## [WHAT TO WORK ON]
Wherever "password" appears in a line, copy that line.
— begin MATERIALS PROVIDED —
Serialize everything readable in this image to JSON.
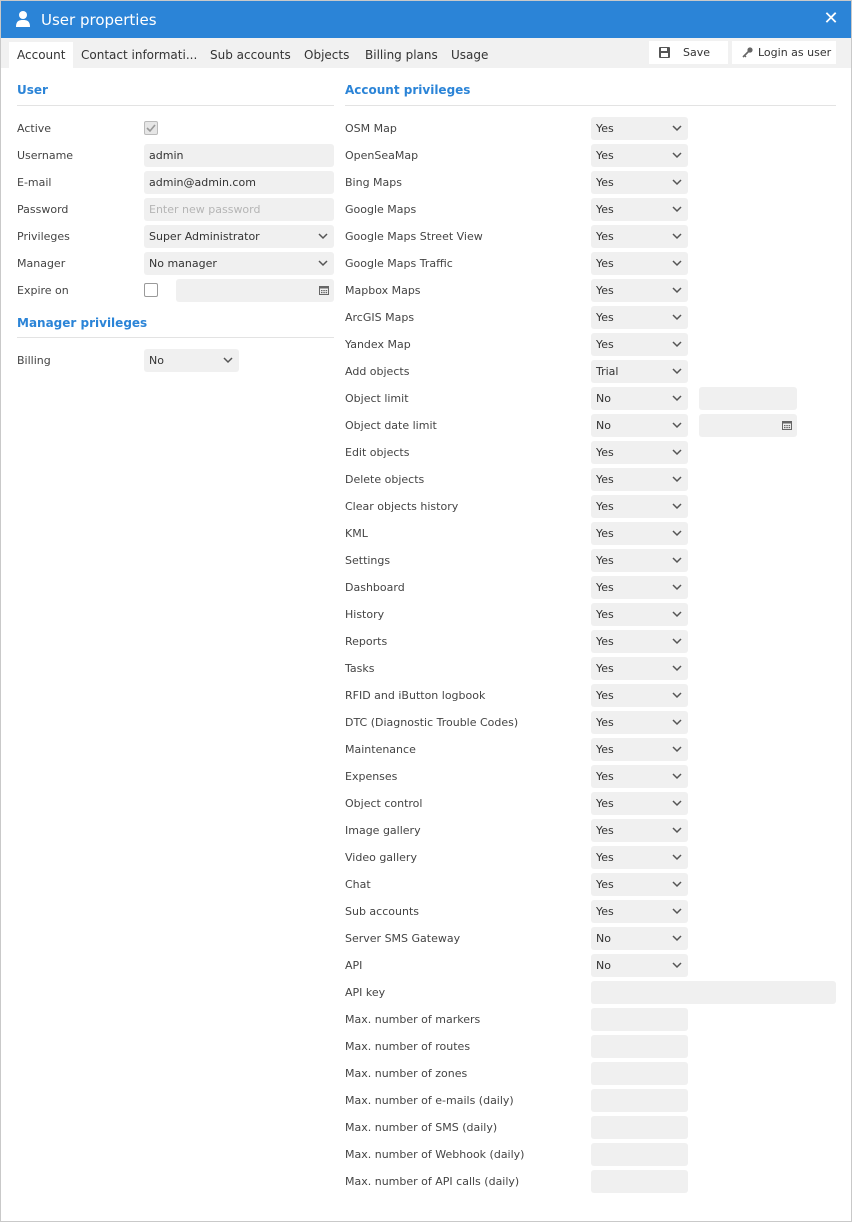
{
  "window": {
    "title": "User properties",
    "icon": "user-icon",
    "close_icon": "close-icon"
  },
  "tabs": [
    "Account",
    "Contact informati...",
    "Sub accounts",
    "Objects",
    "Billing plans",
    "Usage"
  ],
  "toolbar": {
    "save_label": "Save",
    "save_icon": "floppy-disk-icon",
    "login_label": "Login as user",
    "login_icon": "key-icon"
  },
  "user": {
    "section_title": "User",
    "labels": {
      "active": "Active",
      "username": "Username",
      "email": "E-mail",
      "password": "Password",
      "privileges": "Privileges",
      "manager": "Manager",
      "expire_on": "Expire on"
    },
    "active_checked": true,
    "username_value": "admin",
    "email_value": "admin@admin.com",
    "password_placeholder": "Enter new password",
    "privileges_value": "Super Administrator",
    "manager_value": "No manager",
    "expire_checked": false,
    "expire_value": ""
  },
  "manager_privileges": {
    "section_title": "Manager privileges",
    "billing_label": "Billing",
    "billing_value": "No"
  },
  "account_privileges": {
    "section_title": "Account privileges",
    "rows": [
      {
        "label": "OSM Map",
        "value": "Yes"
      },
      {
        "label": "OpenSeaMap",
        "value": "Yes"
      },
      {
        "label": "Bing Maps",
        "value": "Yes"
      },
      {
        "label": "Google Maps",
        "value": "Yes"
      },
      {
        "label": "Google Maps Street View",
        "value": "Yes"
      },
      {
        "label": "Google Maps Traffic",
        "value": "Yes"
      },
      {
        "label": "Mapbox Maps",
        "value": "Yes"
      },
      {
        "label": "ArcGIS Maps",
        "value": "Yes"
      },
      {
        "label": "Yandex Map",
        "value": "Yes"
      },
      {
        "label": "Add objects",
        "value": "Trial"
      },
      {
        "label": "Object limit",
        "value": "No",
        "extra": ""
      },
      {
        "label": "Object date limit",
        "value": "No",
        "extra": "",
        "extra_calendar": true
      },
      {
        "label": "Edit objects",
        "value": "Yes"
      },
      {
        "label": "Delete objects",
        "value": "Yes"
      },
      {
        "label": "Clear objects history",
        "value": "Yes"
      },
      {
        "label": "KML",
        "value": "Yes"
      },
      {
        "label": "Settings",
        "value": "Yes"
      },
      {
        "label": "Dashboard",
        "value": "Yes"
      },
      {
        "label": "History",
        "value": "Yes"
      },
      {
        "label": "Reports",
        "value": "Yes"
      },
      {
        "label": "Tasks",
        "value": "Yes"
      },
      {
        "label": "RFID and iButton logbook",
        "value": "Yes"
      },
      {
        "label": "DTC (Diagnostic Trouble Codes)",
        "value": "Yes"
      },
      {
        "label": "Maintenance",
        "value": "Yes"
      },
      {
        "label": "Expenses",
        "value": "Yes"
      },
      {
        "label": "Object control",
        "value": "Yes"
      },
      {
        "label": "Image gallery",
        "value": "Yes"
      },
      {
        "label": "Video gallery",
        "value": "Yes"
      },
      {
        "label": "Chat",
        "value": "Yes"
      },
      {
        "label": "Sub accounts",
        "value": "Yes"
      },
      {
        "label": "Server SMS Gateway",
        "value": "No"
      },
      {
        "label": "API",
        "value": "No"
      },
      {
        "label": "API key",
        "input": "",
        "wide": true
      },
      {
        "label": "Max. number of markers",
        "input": ""
      },
      {
        "label": "Max. number of routes",
        "input": ""
      },
      {
        "label": "Max. number of zones",
        "input": ""
      },
      {
        "label": "Max. number of e-mails (daily)",
        "input": ""
      },
      {
        "label": "Max. number of SMS (daily)",
        "input": ""
      },
      {
        "label": "Max. number of Webhook (daily)",
        "input": ""
      },
      {
        "label": "Max. number of API calls (daily)",
        "input": ""
      }
    ]
  }
}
— end MATERIALS PROVIDED —
## [THE SOLUTION]
      "password": "Password",
    "password_placeholder": "Enter new password",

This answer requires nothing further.